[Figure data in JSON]

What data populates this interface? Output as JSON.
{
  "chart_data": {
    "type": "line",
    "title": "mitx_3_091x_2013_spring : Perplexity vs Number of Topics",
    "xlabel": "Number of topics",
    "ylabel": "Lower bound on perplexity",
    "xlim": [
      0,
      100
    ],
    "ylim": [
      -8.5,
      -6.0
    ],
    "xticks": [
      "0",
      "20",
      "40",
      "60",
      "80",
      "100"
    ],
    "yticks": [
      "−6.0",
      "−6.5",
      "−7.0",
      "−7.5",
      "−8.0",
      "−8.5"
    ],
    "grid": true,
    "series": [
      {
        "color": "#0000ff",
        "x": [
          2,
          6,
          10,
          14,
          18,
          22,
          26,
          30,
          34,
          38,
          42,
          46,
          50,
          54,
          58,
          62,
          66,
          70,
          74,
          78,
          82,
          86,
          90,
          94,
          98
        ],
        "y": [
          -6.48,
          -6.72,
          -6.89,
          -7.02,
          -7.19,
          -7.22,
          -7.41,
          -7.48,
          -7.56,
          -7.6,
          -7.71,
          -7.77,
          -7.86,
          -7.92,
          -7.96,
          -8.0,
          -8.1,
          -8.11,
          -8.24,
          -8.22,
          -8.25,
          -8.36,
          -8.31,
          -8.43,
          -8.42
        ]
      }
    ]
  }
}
* * *
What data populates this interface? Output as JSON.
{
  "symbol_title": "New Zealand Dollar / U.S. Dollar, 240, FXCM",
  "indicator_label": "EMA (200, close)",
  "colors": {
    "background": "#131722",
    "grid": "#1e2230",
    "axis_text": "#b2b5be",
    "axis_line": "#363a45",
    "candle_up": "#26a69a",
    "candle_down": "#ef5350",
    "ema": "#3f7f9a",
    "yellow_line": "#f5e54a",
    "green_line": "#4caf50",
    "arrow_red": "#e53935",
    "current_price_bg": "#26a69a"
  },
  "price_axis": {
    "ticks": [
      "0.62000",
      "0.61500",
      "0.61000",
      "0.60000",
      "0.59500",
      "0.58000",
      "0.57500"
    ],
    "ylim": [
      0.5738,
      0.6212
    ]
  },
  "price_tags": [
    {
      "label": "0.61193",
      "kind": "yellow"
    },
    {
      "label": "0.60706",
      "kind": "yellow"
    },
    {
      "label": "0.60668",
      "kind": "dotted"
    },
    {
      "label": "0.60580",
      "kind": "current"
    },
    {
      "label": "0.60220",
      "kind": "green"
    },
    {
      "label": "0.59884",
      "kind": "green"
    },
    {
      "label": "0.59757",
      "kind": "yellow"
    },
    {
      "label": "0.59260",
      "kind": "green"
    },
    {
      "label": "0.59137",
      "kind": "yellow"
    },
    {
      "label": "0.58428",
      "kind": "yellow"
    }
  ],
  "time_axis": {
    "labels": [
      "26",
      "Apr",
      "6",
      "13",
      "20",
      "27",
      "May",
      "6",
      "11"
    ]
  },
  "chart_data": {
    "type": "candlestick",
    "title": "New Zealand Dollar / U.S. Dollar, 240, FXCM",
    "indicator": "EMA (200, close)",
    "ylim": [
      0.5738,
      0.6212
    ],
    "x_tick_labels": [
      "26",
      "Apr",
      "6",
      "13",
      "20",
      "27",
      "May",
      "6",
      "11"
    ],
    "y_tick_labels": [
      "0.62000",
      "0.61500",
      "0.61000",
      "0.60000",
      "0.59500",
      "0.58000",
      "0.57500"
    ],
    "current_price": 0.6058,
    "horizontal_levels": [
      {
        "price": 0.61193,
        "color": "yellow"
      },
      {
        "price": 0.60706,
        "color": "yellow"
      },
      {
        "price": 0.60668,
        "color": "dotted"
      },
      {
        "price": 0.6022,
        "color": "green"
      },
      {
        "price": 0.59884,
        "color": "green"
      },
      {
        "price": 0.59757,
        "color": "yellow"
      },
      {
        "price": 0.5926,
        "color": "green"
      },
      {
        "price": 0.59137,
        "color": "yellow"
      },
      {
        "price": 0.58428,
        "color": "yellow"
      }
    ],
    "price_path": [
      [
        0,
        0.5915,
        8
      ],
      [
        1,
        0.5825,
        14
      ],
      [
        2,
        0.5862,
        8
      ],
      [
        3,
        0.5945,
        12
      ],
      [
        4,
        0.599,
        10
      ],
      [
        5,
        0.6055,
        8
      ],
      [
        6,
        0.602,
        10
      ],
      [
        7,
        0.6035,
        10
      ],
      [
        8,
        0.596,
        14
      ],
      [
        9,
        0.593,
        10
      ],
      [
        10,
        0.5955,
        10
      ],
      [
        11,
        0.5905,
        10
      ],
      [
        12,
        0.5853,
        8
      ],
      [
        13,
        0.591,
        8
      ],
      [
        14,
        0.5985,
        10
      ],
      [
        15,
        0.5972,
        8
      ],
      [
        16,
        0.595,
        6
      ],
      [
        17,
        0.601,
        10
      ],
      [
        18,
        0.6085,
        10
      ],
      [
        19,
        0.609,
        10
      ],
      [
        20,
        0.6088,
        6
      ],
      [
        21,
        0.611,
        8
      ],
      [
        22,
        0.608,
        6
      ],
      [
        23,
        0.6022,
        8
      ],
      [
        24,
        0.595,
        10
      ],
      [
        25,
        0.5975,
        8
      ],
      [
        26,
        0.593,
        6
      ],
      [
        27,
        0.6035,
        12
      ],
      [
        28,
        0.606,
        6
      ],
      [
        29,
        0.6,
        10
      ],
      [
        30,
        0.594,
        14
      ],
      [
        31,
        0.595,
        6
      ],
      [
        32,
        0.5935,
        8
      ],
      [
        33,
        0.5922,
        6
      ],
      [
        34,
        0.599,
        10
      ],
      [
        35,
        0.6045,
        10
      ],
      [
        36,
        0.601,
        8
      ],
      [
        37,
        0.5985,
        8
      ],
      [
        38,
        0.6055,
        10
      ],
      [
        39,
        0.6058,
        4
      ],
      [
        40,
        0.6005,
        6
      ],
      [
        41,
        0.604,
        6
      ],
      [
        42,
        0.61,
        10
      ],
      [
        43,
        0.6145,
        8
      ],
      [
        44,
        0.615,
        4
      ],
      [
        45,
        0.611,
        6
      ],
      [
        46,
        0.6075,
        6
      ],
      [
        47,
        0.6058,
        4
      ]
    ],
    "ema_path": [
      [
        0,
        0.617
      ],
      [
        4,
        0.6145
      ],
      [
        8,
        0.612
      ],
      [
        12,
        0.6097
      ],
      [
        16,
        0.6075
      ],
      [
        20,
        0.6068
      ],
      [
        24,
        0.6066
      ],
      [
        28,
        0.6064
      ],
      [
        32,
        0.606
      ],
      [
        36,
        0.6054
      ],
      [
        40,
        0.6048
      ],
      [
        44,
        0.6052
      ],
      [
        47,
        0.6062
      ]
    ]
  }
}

[Given problem]: Check each line of the records above for the string "close", and report every line that has it.

[Solved exercise]:
  "indicator_label": "EMA (200, close)",
    "indicator": "EMA (200, close)",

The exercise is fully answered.